§ **EXERCISE**
Scan the listing below. Report each line that includes "collision".

[start INPUT ROWS]

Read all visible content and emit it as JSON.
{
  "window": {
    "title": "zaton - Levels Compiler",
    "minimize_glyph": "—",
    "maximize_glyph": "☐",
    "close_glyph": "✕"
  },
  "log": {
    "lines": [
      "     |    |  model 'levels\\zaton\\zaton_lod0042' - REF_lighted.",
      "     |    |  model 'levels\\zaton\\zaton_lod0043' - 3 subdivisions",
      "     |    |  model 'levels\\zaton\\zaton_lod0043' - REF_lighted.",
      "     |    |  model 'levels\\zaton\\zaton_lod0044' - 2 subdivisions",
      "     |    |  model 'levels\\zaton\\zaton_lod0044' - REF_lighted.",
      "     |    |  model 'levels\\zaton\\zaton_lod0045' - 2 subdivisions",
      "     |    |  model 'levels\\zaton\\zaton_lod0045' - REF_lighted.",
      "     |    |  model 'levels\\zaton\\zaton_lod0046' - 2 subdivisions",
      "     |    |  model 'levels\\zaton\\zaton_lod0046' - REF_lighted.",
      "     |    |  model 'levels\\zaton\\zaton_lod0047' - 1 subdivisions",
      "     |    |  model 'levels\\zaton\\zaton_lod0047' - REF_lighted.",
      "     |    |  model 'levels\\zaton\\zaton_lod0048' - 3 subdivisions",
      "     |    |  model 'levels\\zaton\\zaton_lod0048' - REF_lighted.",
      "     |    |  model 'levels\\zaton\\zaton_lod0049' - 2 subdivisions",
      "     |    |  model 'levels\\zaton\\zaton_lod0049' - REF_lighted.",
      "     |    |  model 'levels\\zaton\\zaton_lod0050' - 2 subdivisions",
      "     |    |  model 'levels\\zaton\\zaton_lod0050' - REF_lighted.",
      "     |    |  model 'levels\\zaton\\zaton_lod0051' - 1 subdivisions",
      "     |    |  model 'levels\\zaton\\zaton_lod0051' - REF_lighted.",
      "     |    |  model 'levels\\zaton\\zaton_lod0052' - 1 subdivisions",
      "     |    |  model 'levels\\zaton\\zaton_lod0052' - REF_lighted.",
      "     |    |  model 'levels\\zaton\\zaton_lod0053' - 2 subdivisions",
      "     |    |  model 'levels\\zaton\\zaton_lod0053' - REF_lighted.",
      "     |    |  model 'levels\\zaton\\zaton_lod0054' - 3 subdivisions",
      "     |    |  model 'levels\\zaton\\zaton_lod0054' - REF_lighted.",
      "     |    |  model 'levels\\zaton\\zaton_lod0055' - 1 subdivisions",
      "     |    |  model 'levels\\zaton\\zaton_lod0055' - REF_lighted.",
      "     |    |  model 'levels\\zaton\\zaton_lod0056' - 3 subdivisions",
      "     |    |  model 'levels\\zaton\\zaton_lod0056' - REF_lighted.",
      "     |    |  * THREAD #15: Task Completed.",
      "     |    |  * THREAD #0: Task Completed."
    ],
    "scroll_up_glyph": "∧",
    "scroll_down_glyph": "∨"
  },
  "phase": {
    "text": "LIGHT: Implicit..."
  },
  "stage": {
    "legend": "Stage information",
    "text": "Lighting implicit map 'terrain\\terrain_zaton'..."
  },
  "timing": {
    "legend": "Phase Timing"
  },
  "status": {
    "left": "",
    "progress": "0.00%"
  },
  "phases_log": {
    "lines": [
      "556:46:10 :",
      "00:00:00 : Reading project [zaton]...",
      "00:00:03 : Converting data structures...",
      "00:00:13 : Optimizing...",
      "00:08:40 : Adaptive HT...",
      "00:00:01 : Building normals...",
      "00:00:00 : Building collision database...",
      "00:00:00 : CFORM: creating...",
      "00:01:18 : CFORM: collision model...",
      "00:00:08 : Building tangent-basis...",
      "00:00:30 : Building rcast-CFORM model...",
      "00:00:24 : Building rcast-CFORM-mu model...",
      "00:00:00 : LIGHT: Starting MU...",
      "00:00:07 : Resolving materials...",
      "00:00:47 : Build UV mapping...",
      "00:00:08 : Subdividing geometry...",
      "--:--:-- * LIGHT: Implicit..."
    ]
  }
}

[end INPUT ROWS]

§ **ANSWER BELOW**
      "00:00:00 : Building collision database...",
      "00:01:18 : CFORM: collision model...",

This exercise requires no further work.